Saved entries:

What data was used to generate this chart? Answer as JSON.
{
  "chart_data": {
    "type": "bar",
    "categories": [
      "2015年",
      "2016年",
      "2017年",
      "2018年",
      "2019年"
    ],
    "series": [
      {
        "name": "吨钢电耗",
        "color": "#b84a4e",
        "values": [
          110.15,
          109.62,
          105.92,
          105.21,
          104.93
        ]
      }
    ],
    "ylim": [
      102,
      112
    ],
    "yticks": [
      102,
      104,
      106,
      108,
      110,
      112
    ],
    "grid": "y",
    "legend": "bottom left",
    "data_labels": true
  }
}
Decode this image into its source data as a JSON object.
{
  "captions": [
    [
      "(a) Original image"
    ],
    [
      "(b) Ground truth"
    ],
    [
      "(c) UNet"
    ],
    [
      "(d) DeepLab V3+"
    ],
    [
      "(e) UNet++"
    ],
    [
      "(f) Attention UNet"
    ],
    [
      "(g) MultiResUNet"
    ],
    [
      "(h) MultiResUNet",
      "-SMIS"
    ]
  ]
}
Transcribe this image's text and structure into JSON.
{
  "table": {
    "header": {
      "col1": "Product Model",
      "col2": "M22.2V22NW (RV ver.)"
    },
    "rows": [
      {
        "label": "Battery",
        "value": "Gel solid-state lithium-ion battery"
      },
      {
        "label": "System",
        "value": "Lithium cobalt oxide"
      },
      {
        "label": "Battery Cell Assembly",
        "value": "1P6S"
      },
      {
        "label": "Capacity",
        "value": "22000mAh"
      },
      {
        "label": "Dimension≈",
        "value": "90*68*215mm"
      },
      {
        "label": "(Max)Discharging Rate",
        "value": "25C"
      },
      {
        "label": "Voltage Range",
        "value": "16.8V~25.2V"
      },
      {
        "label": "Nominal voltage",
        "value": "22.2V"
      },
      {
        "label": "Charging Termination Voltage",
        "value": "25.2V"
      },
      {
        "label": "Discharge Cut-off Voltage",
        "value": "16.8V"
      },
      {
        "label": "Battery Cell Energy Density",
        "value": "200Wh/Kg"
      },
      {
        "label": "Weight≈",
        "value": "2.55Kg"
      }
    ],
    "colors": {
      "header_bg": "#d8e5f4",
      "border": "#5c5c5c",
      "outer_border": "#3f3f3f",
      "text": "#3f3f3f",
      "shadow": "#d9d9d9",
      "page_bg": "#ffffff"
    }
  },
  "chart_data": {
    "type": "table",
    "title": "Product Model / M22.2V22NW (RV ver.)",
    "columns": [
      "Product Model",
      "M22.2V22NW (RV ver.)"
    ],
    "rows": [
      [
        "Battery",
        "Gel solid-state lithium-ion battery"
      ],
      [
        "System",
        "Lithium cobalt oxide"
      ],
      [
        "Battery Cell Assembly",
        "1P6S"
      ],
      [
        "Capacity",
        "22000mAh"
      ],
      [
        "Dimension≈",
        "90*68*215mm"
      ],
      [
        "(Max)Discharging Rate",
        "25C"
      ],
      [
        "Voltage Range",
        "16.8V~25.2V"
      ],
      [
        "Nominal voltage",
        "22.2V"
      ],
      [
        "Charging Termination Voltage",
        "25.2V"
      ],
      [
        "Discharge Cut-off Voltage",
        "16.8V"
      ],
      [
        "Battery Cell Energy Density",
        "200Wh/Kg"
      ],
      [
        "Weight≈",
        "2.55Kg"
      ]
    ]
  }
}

Problem to work on -
Every record shown above must be echoed exactly.

Answer to this problem -
What data was used to generate this chart? Answer as JSON.
{
  "chart_data": {
    "type": "bar",
    "categories": [
      "2015年",
      "2016年",
      "2017年",
      "2018年",
      "2019年"
    ],
    "series": [
      {
        "name": "吨钢电耗",
        "color": "#b84a4e",
        "values": [
          110.15,
          109.62,
          105.92,
          105.21,
          104.93
        ]
      }
    ],
    "ylim": [
      102,
      112
    ],
    "yticks": [
      102,
      104,
      106,
      108,
      110,
      112
    ],
    "grid": "y",
    "legend": "bottom left",
    "data_labels": true
  }
}
Decode this image into its source data as a JSON object.
{
  "captions": [
    [
      "(a) Original image"
    ],
    [
      "(b) Ground truth"
    ],
    [
      "(c) UNet"
    ],
    [
      "(d) DeepLab V3+"
    ],
    [
      "(e) UNet++"
    ],
    [
      "(f) Attention UNet"
    ],
    [
      "(g) MultiResUNet"
    ],
    [
      "(h) MultiResUNet",
      "-SMIS"
    ]
  ]
}
Transcribe this image's text and structure into JSON.
{
  "table": {
    "header": {
      "col1": "Product Model",
      "col2": "M22.2V22NW (RV ver.)"
    },
    "rows": [
      {
        "label": "Battery",
        "value": "Gel solid-state lithium-ion battery"
      },
      {
        "label": "System",
        "value": "Lithium cobalt oxide"
      },
      {
        "label": "Battery Cell Assembly",
        "value": "1P6S"
      },
      {
        "label": "Capacity",
        "value": "22000mAh"
      },
      {
        "label": "Dimension≈",
        "value": "90*68*215mm"
      },
      {
        "label": "(Max)Discharging Rate",
        "value": "25C"
      },
      {
        "label": "Voltage Range",
        "value": "16.8V~25.2V"
      },
      {
        "label": "Nominal voltage",
        "value": "22.2V"
      },
      {
        "label": "Charging Termination Voltage",
        "value": "25.2V"
      },
      {
        "label": "Discharge Cut-off Voltage",
        "value": "16.8V"
      },
      {
        "label": "Battery Cell Energy Density",
        "value": "200Wh/Kg"
      },
      {
        "label": "Weight≈",
        "value": "2.55Kg"
      }
    ],
    "colors": {
      "header_bg": "#d8e5f4",
      "border": "#5c5c5c",
      "outer_border": "#3f3f3f",
      "text": "#3f3f3f",
      "shadow": "#d9d9d9",
      "page_bg": "#ffffff"
    }
  },
  "chart_data": {
    "type": "table",
    "title": "Product Model / M22.2V22NW (RV ver.)",
    "columns": [
      "Product Model",
      "M22.2V22NW (RV ver.)"
    ],
    "rows": [
      [
        "Battery",
        "Gel solid-state lithium-ion battery"
      ],
      [
        "System",
        "Lithium cobalt oxide"
      ],
      [
        "Battery Cell Assembly",
        "1P6S"
      ],
      [
        "Capacity",
        "22000mAh"
      ],
      [
        "Dimension≈",
        "90*68*215mm"
      ],
      [
        "(Max)Discharging Rate",
        "25C"
      ],
      [
        "Voltage Range",
        "16.8V~25.2V"
      ],
      [
        "Nominal voltage",
        "22.2V"
      ],
      [
        "Charging Termination Voltage",
        "25.2V"
      ],
      [
        "Discharge Cut-off Voltage",
        "16.8V"
      ],
      [
        "Battery Cell Energy Density",
        "200Wh/Kg"
      ],
      [
        "Weight≈",
        "2.55Kg"
      ]
    ]
  }
}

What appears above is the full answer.